> Written request:
Count how many lines of the data below contain the string "Công"; the reply should be that number alone.

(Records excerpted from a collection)
◆ ◆ ◆
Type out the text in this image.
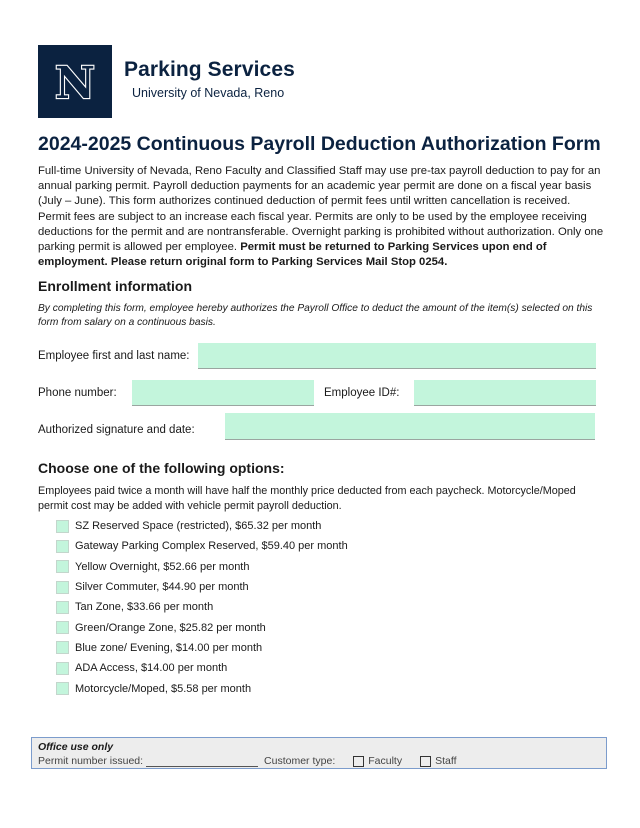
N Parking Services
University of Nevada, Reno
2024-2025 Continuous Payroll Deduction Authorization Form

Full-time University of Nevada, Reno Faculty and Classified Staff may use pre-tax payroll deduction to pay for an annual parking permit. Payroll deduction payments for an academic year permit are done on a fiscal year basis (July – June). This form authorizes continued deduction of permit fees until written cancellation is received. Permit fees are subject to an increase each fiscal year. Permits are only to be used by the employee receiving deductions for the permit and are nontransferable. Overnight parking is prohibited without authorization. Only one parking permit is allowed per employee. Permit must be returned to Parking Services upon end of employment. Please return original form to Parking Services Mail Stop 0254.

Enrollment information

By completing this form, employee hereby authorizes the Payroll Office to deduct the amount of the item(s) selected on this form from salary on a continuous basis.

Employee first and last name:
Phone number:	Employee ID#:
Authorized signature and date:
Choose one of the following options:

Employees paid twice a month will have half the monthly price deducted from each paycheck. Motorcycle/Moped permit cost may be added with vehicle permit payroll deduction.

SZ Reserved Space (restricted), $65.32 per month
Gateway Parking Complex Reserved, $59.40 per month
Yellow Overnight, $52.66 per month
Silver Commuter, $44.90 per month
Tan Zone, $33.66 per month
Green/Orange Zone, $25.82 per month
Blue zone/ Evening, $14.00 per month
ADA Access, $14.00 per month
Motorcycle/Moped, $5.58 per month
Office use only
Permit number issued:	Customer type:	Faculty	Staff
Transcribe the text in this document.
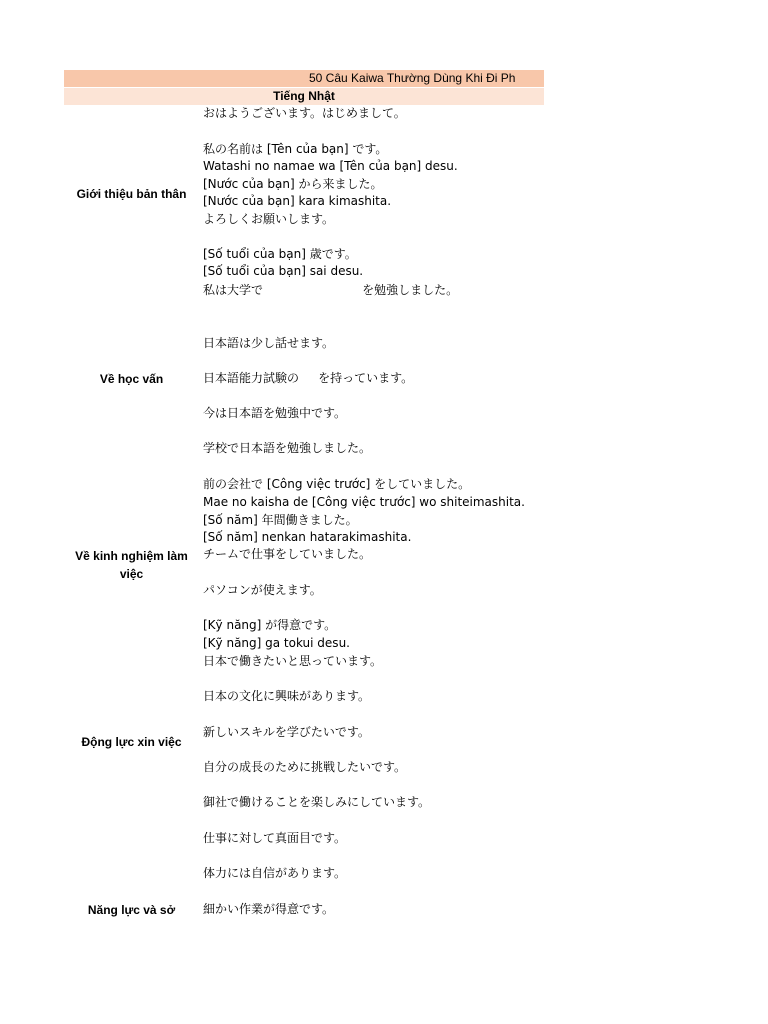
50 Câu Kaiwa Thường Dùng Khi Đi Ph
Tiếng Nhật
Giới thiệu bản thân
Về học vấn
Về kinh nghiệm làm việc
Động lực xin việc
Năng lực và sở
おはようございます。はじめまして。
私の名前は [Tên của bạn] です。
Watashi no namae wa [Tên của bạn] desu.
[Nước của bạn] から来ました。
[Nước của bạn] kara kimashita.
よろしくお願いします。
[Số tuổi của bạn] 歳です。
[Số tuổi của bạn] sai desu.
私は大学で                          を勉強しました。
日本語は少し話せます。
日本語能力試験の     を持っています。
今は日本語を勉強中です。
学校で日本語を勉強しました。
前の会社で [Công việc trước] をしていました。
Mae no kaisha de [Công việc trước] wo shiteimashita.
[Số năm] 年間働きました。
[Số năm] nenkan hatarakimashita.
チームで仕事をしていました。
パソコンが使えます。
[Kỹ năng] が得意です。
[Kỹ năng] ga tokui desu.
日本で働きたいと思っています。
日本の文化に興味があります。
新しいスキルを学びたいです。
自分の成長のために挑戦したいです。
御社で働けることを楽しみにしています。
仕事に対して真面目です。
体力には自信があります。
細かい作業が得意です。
◆ ◆ ◆
> Complete output:
2